## Listed records:

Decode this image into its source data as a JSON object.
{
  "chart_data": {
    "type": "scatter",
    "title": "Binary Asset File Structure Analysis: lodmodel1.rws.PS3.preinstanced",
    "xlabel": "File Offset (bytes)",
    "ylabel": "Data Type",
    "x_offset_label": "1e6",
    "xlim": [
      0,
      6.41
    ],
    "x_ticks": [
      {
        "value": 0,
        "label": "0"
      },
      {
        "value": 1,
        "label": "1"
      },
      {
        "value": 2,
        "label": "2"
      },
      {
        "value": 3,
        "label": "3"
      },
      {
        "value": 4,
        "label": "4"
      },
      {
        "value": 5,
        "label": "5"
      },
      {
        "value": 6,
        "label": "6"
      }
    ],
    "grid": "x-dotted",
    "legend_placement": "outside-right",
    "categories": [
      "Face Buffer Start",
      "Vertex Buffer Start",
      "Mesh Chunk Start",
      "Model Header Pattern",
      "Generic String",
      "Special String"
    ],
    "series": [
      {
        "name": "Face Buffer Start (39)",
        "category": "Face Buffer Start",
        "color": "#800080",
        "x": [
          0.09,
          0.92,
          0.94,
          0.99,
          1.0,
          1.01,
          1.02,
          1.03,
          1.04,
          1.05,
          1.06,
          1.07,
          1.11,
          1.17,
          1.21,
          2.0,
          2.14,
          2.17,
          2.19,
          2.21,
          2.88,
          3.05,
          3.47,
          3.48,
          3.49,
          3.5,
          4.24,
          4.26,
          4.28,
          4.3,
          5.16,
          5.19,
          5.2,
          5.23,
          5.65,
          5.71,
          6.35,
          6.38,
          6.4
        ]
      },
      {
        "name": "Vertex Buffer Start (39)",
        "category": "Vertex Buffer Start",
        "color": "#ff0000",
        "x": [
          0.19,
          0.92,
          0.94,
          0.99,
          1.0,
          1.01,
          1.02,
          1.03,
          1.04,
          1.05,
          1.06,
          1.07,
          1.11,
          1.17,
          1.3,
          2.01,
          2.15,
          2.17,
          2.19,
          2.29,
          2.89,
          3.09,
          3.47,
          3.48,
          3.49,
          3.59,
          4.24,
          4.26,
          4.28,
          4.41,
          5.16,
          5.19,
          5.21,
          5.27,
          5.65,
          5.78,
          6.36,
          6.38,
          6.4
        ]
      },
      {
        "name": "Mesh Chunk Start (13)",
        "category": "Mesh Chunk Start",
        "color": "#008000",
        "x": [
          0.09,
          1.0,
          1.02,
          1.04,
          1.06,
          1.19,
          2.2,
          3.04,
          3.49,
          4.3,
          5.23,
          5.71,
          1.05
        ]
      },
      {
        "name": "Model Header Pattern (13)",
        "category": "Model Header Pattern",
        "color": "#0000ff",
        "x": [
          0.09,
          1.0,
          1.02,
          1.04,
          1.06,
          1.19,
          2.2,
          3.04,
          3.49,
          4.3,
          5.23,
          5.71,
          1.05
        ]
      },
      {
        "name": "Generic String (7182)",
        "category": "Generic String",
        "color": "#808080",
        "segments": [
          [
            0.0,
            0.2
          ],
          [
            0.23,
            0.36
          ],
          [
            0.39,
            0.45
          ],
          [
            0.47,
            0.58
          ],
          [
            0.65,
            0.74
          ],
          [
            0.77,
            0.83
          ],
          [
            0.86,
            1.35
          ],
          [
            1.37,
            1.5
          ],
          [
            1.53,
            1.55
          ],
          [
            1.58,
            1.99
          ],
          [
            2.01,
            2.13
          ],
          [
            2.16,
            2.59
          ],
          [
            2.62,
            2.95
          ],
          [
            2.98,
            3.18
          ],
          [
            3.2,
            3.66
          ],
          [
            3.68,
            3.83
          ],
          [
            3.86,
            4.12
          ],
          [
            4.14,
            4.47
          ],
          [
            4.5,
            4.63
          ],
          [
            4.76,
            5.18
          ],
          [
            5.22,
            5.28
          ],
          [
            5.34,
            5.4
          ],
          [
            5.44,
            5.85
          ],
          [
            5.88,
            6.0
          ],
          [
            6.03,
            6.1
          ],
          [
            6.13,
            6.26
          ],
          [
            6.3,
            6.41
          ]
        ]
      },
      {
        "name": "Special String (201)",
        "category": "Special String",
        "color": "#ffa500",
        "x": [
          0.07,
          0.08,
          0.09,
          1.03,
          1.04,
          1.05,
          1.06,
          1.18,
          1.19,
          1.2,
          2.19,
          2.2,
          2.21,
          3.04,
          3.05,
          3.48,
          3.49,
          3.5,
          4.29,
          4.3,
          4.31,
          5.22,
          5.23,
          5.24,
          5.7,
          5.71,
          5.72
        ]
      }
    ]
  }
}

## Written request:
Quote each line above in full, word for word.

## Solution:
Decode this image into its source data as a JSON object.
{
  "chart_data": {
    "type": "scatter",
    "title": "Binary Asset File Structure Analysis: lodmodel1.rws.PS3.preinstanced",
    "xlabel": "File Offset (bytes)",
    "ylabel": "Data Type",
    "x_offset_label": "1e6",
    "xlim": [
      0,
      6.41
    ],
    "x_ticks": [
      {
        "value": 0,
        "label": "0"
      },
      {
        "value": 1,
        "label": "1"
      },
      {
        "value": 2,
        "label": "2"
      },
      {
        "value": 3,
        "label": "3"
      },
      {
        "value": 4,
        "label": "4"
      },
      {
        "value": 5,
        "label": "5"
      },
      {
        "value": 6,
        "label": "6"
      }
    ],
    "grid": "x-dotted",
    "legend_placement": "outside-right",
    "categories": [
      "Face Buffer Start",
      "Vertex Buffer Start",
      "Mesh Chunk Start",
      "Model Header Pattern",
      "Generic String",
      "Special String"
    ],
    "series": [
      {
        "name": "Face Buffer Start (39)",
        "category": "Face Buffer Start",
        "color": "#800080",
        "x": [
          0.09,
          0.92,
          0.94,
          0.99,
          1.0,
          1.01,
          1.02,
          1.03,
          1.04,
          1.05,
          1.06,
          1.07,
          1.11,
          1.17,
          1.21,
          2.0,
          2.14,
          2.17,
          2.19,
          2.21,
          2.88,
          3.05,
          3.47,
          3.48,
          3.49,
          3.5,
          4.24,
          4.26,
          4.28,
          4.3,
          5.16,
          5.19,
          5.2,
          5.23,
          5.65,
          5.71,
          6.35,
          6.38,
          6.4
        ]
      },
      {
        "name": "Vertex Buffer Start (39)",
        "category": "Vertex Buffer Start",
        "color": "#ff0000",
        "x": [
          0.19,
          0.92,
          0.94,
          0.99,
          1.0,
          1.01,
          1.02,
          1.03,
          1.04,
          1.05,
          1.06,
          1.07,
          1.11,
          1.17,
          1.3,
          2.01,
          2.15,
          2.17,
          2.19,
          2.29,
          2.89,
          3.09,
          3.47,
          3.48,
          3.49,
          3.59,
          4.24,
          4.26,
          4.28,
          4.41,
          5.16,
          5.19,
          5.21,
          5.27,
          5.65,
          5.78,
          6.36,
          6.38,
          6.4
        ]
      },
      {
        "name": "Mesh Chunk Start (13)",
        "category": "Mesh Chunk Start",
        "color": "#008000",
        "x": [
          0.09,
          1.0,
          1.02,
          1.04,
          1.06,
          1.19,
          2.2,
          3.04,
          3.49,
          4.3,
          5.23,
          5.71,
          1.05
        ]
      },
      {
        "name": "Model Header Pattern (13)",
        "category": "Model Header Pattern",
        "color": "#0000ff",
        "x": [
          0.09,
          1.0,
          1.02,
          1.04,
          1.06,
          1.19,
          2.2,
          3.04,
          3.49,
          4.3,
          5.23,
          5.71,
          1.05
        ]
      },
      {
        "name": "Generic String (7182)",
        "category": "Generic String",
        "color": "#808080",
        "segments": [
          [
            0.0,
            0.2
          ],
          [
            0.23,
            0.36
          ],
          [
            0.39,
            0.45
          ],
          [
            0.47,
            0.58
          ],
          [
            0.65,
            0.74
          ],
          [
            0.77,
            0.83
          ],
          [
            0.86,
            1.35
          ],
          [
            1.37,
            1.5
          ],
          [
            1.53,
            1.55
          ],
          [
            1.58,
            1.99
          ],
          [
            2.01,
            2.13
          ],
          [
            2.16,
            2.59
          ],
          [
            2.62,
            2.95
          ],
          [
            2.98,
            3.18
          ],
          [
            3.2,
            3.66
          ],
          [
            3.68,
            3.83
          ],
          [
            3.86,
            4.12
          ],
          [
            4.14,
            4.47
          ],
          [
            4.5,
            4.63
          ],
          [
            4.76,
            5.18
          ],
          [
            5.22,
            5.28
          ],
          [
            5.34,
            5.4
          ],
          [
            5.44,
            5.85
          ],
          [
            5.88,
            6.0
          ],
          [
            6.03,
            6.1
          ],
          [
            6.13,
            6.26
          ],
          [
            6.3,
            6.41
          ]
        ]
      },
      {
        "name": "Special String (201)",
        "category": "Special String",
        "color": "#ffa500",
        "x": [
          0.07,
          0.08,
          0.09,
          1.03,
          1.04,
          1.05,
          1.06,
          1.18,
          1.19,
          1.2,
          2.19,
          2.2,
          2.21,
          3.04,
          3.05,
          3.48,
          3.49,
          3.5,
          4.29,
          4.3,
          4.31,
          5.22,
          5.23,
          5.24,
          5.7,
          5.71,
          5.72
        ]
      }
    ]
  }
}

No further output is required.